Input data:
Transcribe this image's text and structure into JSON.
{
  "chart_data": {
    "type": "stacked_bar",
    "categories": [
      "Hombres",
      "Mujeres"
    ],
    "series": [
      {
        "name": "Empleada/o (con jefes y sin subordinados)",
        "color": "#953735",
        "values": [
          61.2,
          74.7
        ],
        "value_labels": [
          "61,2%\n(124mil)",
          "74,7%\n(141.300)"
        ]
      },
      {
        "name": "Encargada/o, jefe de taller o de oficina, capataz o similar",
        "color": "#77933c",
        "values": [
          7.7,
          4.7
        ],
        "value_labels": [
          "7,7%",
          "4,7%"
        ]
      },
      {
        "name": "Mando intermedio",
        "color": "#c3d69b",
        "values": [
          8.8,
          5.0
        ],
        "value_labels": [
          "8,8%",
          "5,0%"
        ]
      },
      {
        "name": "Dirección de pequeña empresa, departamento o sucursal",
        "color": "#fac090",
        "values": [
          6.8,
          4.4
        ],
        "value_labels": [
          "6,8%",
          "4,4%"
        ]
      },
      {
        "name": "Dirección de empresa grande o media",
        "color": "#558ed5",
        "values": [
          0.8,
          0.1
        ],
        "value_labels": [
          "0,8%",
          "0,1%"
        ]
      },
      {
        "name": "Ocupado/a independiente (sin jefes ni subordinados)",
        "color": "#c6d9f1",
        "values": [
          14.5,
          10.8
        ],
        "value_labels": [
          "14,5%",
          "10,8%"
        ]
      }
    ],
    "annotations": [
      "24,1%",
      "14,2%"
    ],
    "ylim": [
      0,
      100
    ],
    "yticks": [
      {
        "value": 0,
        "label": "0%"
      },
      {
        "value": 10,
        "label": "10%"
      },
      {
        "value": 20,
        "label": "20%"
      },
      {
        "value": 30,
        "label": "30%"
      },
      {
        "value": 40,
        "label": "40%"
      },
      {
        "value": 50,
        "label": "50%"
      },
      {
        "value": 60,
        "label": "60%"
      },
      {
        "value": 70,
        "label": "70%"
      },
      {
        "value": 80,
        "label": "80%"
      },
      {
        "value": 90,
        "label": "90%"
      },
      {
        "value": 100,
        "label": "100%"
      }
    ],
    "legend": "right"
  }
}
==
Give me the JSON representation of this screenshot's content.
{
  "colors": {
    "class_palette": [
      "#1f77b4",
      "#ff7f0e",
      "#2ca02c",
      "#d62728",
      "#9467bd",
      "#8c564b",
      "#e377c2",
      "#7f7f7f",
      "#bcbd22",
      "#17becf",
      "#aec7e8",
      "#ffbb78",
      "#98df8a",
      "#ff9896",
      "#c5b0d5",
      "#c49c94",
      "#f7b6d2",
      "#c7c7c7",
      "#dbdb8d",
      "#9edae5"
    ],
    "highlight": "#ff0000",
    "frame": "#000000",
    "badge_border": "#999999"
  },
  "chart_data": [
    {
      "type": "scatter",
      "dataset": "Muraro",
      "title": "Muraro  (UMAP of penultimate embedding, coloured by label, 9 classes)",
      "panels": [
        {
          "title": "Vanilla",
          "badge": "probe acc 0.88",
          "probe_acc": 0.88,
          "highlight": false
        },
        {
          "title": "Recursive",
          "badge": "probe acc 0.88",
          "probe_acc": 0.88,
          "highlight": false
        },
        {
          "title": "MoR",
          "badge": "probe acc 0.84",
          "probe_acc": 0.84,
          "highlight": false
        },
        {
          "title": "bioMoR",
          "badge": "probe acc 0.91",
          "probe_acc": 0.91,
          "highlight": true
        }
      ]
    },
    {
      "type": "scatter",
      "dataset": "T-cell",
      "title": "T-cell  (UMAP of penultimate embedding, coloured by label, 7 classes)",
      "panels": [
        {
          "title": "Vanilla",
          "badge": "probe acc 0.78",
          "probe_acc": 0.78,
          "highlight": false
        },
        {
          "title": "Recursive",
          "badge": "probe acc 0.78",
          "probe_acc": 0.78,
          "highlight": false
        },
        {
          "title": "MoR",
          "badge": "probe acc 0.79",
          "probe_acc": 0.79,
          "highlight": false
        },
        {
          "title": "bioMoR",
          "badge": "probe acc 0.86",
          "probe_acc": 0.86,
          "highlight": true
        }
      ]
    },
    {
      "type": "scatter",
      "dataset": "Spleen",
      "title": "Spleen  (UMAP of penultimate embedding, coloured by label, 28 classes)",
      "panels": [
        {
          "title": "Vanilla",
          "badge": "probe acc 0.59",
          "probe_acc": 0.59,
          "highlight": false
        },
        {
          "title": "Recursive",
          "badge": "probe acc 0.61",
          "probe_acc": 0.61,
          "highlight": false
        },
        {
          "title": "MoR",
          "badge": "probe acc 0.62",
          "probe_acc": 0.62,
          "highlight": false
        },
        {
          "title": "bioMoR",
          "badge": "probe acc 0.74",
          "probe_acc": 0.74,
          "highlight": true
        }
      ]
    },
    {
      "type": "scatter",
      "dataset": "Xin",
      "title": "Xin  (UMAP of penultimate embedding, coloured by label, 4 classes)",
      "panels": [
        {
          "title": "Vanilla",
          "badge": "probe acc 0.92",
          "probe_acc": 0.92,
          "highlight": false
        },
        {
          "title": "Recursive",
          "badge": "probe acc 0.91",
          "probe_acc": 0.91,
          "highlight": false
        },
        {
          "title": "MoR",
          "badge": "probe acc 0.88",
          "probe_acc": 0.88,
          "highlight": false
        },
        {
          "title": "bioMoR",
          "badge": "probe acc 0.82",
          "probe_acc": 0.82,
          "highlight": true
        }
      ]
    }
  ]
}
==
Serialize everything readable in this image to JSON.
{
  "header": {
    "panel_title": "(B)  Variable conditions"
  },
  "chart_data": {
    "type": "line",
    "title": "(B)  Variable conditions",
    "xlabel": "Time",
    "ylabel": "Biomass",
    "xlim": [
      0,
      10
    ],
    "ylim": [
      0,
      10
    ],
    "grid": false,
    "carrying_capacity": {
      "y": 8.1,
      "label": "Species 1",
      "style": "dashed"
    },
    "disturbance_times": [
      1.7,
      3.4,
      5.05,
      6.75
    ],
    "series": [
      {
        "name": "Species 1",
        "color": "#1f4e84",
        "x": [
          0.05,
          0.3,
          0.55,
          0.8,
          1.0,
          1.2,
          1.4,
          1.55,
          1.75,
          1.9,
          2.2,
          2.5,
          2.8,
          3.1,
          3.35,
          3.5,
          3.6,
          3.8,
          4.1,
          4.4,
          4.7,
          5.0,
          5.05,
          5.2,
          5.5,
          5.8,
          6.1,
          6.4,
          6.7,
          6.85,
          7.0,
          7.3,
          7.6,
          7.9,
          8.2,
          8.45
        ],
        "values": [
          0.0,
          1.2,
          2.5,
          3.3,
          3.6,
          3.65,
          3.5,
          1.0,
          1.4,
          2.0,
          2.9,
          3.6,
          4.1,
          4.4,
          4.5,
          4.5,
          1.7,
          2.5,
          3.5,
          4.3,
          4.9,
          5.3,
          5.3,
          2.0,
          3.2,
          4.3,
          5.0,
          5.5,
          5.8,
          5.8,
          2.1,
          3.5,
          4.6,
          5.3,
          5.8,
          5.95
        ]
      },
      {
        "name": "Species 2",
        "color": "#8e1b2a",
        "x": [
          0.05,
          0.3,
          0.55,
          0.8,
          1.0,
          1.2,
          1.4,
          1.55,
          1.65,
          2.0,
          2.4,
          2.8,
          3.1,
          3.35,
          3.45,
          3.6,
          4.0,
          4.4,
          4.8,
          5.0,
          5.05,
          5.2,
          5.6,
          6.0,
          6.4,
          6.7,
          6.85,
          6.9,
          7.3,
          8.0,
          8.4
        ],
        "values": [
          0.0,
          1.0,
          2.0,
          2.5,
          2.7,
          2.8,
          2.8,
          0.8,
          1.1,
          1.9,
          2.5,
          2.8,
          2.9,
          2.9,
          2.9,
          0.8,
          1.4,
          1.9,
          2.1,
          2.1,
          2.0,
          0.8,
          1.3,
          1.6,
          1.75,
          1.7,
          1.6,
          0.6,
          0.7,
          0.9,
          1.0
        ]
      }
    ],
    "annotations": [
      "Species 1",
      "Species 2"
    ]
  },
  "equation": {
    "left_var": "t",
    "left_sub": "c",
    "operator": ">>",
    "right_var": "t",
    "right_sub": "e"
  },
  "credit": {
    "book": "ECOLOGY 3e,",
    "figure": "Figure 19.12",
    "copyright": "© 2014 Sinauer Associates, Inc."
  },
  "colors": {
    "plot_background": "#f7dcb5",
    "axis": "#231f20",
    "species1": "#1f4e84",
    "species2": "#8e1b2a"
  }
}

Do this:
Collect each line above holding the string "subordinados".

Full response:
        "name": "Empleada/o (con jefes y sin subordinados)",
        "name": "Ocupado/a independiente (sin jefes ni subordinados)",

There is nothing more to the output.